━━━ Exercise data

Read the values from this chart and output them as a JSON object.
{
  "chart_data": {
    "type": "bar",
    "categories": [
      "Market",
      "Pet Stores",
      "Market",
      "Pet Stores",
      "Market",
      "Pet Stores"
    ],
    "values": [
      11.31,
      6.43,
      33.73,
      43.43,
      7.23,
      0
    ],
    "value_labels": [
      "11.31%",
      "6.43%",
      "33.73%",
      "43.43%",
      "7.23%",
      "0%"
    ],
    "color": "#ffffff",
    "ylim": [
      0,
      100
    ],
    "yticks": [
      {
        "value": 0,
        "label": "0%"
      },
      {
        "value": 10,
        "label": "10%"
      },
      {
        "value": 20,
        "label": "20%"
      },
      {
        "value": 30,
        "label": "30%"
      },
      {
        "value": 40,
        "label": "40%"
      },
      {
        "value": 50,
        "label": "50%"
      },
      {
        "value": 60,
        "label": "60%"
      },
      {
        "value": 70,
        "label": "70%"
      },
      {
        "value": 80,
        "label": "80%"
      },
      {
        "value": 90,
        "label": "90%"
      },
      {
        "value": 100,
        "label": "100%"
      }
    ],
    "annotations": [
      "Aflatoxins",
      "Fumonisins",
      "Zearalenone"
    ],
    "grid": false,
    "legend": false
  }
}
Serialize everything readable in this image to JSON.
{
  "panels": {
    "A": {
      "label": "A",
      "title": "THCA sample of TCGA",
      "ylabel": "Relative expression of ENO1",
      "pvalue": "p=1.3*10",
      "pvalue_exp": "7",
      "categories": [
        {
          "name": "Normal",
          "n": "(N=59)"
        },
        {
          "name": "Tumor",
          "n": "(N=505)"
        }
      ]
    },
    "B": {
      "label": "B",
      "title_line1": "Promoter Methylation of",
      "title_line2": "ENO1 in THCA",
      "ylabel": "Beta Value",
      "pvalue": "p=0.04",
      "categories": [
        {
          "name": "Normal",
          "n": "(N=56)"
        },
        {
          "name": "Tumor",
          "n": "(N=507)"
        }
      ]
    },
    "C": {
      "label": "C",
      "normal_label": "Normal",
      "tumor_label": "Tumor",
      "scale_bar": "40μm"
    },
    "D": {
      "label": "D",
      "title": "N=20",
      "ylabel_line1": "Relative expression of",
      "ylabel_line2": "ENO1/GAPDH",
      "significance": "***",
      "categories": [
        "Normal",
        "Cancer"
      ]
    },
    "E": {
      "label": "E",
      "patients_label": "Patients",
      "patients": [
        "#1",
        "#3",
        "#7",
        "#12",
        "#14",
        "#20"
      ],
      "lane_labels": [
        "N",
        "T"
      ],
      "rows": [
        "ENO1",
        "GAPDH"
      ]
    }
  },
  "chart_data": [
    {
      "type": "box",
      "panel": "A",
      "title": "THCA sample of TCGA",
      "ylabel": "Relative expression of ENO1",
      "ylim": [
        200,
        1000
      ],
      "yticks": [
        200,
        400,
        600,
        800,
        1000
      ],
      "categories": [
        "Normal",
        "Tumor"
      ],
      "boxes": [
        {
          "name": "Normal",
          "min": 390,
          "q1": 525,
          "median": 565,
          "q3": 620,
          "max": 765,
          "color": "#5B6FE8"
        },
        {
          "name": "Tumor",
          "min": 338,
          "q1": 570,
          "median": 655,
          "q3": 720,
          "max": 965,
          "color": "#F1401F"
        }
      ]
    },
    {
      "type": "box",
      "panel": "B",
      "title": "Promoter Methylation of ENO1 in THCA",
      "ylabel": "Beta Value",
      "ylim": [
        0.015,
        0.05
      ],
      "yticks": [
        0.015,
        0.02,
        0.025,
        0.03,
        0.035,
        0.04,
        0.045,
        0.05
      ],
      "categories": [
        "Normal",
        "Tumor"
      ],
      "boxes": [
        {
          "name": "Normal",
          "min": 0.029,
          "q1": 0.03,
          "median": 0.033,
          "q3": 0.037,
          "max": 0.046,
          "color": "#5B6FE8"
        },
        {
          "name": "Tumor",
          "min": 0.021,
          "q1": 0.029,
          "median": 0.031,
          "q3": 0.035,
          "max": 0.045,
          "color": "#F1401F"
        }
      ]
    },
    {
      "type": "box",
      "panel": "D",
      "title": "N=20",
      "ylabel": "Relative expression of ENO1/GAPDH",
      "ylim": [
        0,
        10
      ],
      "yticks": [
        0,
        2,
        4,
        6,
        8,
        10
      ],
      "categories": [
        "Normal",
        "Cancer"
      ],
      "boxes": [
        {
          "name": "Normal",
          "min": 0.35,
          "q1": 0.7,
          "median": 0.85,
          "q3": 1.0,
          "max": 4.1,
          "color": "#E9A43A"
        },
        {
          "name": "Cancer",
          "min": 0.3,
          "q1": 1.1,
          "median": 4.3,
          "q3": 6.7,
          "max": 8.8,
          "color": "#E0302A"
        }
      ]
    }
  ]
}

━━━━━━

> Work item
The exact wording of every entry above should be written out again.

> Response to this task
Read the values from this chart and output them as a JSON object.
{
  "chart_data": {
    "type": "bar",
    "categories": [
      "Market",
      "Pet Stores",
      "Market",
      "Pet Stores",
      "Market",
      "Pet Stores"
    ],
    "values": [
      11.31,
      6.43,
      33.73,
      43.43,
      7.23,
      0
    ],
    "value_labels": [
      "11.31%",
      "6.43%",
      "33.73%",
      "43.43%",
      "7.23%",
      "0%"
    ],
    "color": "#ffffff",
    "ylim": [
      0,
      100
    ],
    "yticks": [
      {
        "value": 0,
        "label": "0%"
      },
      {
        "value": 10,
        "label": "10%"
      },
      {
        "value": 20,
        "label": "20%"
      },
      {
        "value": 30,
        "label": "30%"
      },
      {
        "value": 40,
        "label": "40%"
      },
      {
        "value": 50,
        "label": "50%"
      },
      {
        "value": 60,
        "label": "60%"
      },
      {
        "value": 70,
        "label": "70%"
      },
      {
        "value": 80,
        "label": "80%"
      },
      {
        "value": 90,
        "label": "90%"
      },
      {
        "value": 100,
        "label": "100%"
      }
    ],
    "annotations": [
      "Aflatoxins",
      "Fumonisins",
      "Zearalenone"
    ],
    "grid": false,
    "legend": false
  }
}
Serialize everything readable in this image to JSON.
{
  "panels": {
    "A": {
      "label": "A",
      "title": "THCA sample of TCGA",
      "ylabel": "Relative expression of ENO1",
      "pvalue": "p=1.3*10",
      "pvalue_exp": "7",
      "categories": [
        {
          "name": "Normal",
          "n": "(N=59)"
        },
        {
          "name": "Tumor",
          "n": "(N=505)"
        }
      ]
    },
    "B": {
      "label": "B",
      "title_line1": "Promoter Methylation of",
      "title_line2": "ENO1 in THCA",
      "ylabel": "Beta Value",
      "pvalue": "p=0.04",
      "categories": [
        {
          "name": "Normal",
          "n": "(N=56)"
        },
        {
          "name": "Tumor",
          "n": "(N=507)"
        }
      ]
    },
    "C": {
      "label": "C",
      "normal_label": "Normal",
      "tumor_label": "Tumor",
      "scale_bar": "40μm"
    },
    "D": {
      "label": "D",
      "title": "N=20",
      "ylabel_line1": "Relative expression of",
      "ylabel_line2": "ENO1/GAPDH",
      "significance": "***",
      "categories": [
        "Normal",
        "Cancer"
      ]
    },
    "E": {
      "label": "E",
      "patients_label": "Patients",
      "patients": [
        "#1",
        "#3",
        "#7",
        "#12",
        "#14",
        "#20"
      ],
      "lane_labels": [
        "N",
        "T"
      ],
      "rows": [
        "ENO1",
        "GAPDH"
      ]
    }
  },
  "chart_data": [
    {
      "type": "box",
      "panel": "A",
      "title": "THCA sample of TCGA",
      "ylabel": "Relative expression of ENO1",
      "ylim": [
        200,
        1000
      ],
      "yticks": [
        200,
        400,
        600,
        800,
        1000
      ],
      "categories": [
        "Normal",
        "Tumor"
      ],
      "boxes": [
        {
          "name": "Normal",
          "min": 390,
          "q1": 525,
          "median": 565,
          "q3": 620,
          "max": 765,
          "color": "#5B6FE8"
        },
        {
          "name": "Tumor",
          "min": 338,
          "q1": 570,
          "median": 655,
          "q3": 720,
          "max": 965,
          "color": "#F1401F"
        }
      ]
    },
    {
      "type": "box",
      "panel": "B",
      "title": "Promoter Methylation of ENO1 in THCA",
      "ylabel": "Beta Value",
      "ylim": [
        0.015,
        0.05
      ],
      "yticks": [
        0.015,
        0.02,
        0.025,
        0.03,
        0.035,
        0.04,
        0.045,
        0.05
      ],
      "categories": [
        "Normal",
        "Tumor"
      ],
      "boxes": [
        {
          "name": "Normal",
          "min": 0.029,
          "q1": 0.03,
          "median": 0.033,
          "q3": 0.037,
          "max": 0.046,
          "color": "#5B6FE8"
        },
        {
          "name": "Tumor",
          "min": 0.021,
          "q1": 0.029,
          "median": 0.031,
          "q3": 0.035,
          "max": 0.045,
          "color": "#F1401F"
        }
      ]
    },
    {
      "type": "box",
      "panel": "D",
      "title": "N=20",
      "ylabel": "Relative expression of ENO1/GAPDH",
      "ylim": [
        0,
        10
      ],
      "yticks": [
        0,
        2,
        4,
        6,
        8,
        10
      ],
      "categories": [
        "Normal",
        "Cancer"
      ],
      "boxes": [
        {
          "name": "Normal",
          "min": 0.35,
          "q1": 0.7,
          "median": 0.85,
          "q3": 1.0,
          "max": 4.1,
          "color": "#E9A43A"
        },
        {
          "name": "Cancer",
          "min": 0.3,
          "q1": 1.1,
          "median": 4.3,
          "q3": 6.7,
          "max": 8.8,
          "color": "#E0302A"
        }
      ]
    }
  ]
}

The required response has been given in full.